■ **GOAL**: Gather, from the data below, each line in which the word "apply" occurs.

■ **INPUT**:
***
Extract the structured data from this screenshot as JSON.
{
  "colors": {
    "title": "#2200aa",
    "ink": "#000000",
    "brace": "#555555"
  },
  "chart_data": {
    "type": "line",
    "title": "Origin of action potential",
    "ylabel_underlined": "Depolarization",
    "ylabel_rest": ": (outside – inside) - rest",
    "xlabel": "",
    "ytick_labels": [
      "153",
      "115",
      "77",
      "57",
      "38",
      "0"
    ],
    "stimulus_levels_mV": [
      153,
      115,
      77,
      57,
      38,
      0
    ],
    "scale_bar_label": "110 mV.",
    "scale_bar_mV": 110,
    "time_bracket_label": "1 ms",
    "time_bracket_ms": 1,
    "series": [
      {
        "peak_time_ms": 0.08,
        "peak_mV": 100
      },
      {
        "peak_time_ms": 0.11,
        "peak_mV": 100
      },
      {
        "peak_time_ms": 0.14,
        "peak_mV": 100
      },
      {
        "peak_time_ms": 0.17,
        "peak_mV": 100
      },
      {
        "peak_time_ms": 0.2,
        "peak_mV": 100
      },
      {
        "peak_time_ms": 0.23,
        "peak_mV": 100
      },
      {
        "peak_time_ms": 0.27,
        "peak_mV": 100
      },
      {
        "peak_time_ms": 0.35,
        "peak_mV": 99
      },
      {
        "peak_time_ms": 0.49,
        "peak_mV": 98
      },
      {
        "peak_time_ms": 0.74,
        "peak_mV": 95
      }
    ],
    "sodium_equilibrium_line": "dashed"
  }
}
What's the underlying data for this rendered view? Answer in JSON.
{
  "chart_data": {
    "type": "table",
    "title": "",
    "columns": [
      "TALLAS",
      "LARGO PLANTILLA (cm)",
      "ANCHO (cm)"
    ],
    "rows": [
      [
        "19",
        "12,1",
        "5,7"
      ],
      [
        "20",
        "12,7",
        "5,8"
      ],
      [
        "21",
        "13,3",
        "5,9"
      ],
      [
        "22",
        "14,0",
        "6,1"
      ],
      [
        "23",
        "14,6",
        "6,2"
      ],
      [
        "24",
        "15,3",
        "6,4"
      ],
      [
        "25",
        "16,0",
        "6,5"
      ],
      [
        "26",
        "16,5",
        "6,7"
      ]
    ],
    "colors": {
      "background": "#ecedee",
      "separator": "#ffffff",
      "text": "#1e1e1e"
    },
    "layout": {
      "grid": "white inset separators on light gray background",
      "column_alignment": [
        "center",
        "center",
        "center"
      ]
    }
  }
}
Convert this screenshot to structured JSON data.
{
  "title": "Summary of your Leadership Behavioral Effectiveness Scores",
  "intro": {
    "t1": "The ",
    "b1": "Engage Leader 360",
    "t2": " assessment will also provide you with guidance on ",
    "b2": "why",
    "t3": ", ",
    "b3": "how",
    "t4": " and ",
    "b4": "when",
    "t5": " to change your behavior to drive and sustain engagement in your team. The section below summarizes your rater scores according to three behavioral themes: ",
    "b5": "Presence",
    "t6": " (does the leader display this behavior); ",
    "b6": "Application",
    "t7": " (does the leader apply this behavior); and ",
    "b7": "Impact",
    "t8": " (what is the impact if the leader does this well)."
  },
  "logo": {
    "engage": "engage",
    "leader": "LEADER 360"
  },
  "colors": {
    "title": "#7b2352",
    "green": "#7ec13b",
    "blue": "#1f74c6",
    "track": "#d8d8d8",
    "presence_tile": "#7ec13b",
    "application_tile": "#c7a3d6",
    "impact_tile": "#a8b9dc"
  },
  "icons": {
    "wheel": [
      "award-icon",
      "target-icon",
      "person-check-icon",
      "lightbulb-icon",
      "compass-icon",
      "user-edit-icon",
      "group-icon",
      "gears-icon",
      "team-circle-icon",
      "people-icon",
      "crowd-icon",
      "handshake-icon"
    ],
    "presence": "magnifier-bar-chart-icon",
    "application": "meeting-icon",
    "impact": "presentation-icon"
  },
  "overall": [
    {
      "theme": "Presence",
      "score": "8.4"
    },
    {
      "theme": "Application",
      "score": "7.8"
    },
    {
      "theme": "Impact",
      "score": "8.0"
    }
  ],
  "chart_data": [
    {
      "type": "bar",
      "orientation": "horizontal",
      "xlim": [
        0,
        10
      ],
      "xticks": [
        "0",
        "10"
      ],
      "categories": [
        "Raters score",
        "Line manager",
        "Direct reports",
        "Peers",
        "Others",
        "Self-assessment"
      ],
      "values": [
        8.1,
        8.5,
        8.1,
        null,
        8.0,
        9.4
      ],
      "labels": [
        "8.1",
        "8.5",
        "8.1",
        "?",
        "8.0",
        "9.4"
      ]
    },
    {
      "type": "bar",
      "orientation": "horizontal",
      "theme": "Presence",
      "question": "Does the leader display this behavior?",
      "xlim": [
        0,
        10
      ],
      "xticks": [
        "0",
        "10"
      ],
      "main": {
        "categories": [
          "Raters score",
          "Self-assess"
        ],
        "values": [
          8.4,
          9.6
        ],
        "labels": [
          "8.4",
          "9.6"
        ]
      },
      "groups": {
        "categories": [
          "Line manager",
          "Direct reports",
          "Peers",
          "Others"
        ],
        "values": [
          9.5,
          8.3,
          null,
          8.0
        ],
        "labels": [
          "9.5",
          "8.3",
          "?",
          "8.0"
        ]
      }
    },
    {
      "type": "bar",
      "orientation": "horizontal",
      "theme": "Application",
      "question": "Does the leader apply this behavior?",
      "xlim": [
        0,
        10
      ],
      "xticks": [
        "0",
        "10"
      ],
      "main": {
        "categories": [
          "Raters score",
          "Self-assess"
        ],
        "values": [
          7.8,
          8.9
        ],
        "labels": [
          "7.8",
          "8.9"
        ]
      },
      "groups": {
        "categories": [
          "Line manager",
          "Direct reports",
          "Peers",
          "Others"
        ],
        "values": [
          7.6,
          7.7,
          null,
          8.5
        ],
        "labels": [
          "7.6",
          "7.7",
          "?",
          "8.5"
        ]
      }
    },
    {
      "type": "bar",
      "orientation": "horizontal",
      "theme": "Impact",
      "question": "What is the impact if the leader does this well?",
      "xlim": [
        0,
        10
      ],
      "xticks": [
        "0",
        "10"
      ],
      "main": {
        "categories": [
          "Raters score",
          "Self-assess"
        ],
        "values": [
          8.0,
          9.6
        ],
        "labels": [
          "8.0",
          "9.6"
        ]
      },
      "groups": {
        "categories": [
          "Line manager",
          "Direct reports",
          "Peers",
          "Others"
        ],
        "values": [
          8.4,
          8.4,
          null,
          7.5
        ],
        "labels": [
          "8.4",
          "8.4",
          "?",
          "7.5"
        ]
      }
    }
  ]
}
***
■ **THE COMPLETED TASK**:
    "t7": " (does the leader apply this behavior); and ",
      "question": "Does the leader apply this behavior?",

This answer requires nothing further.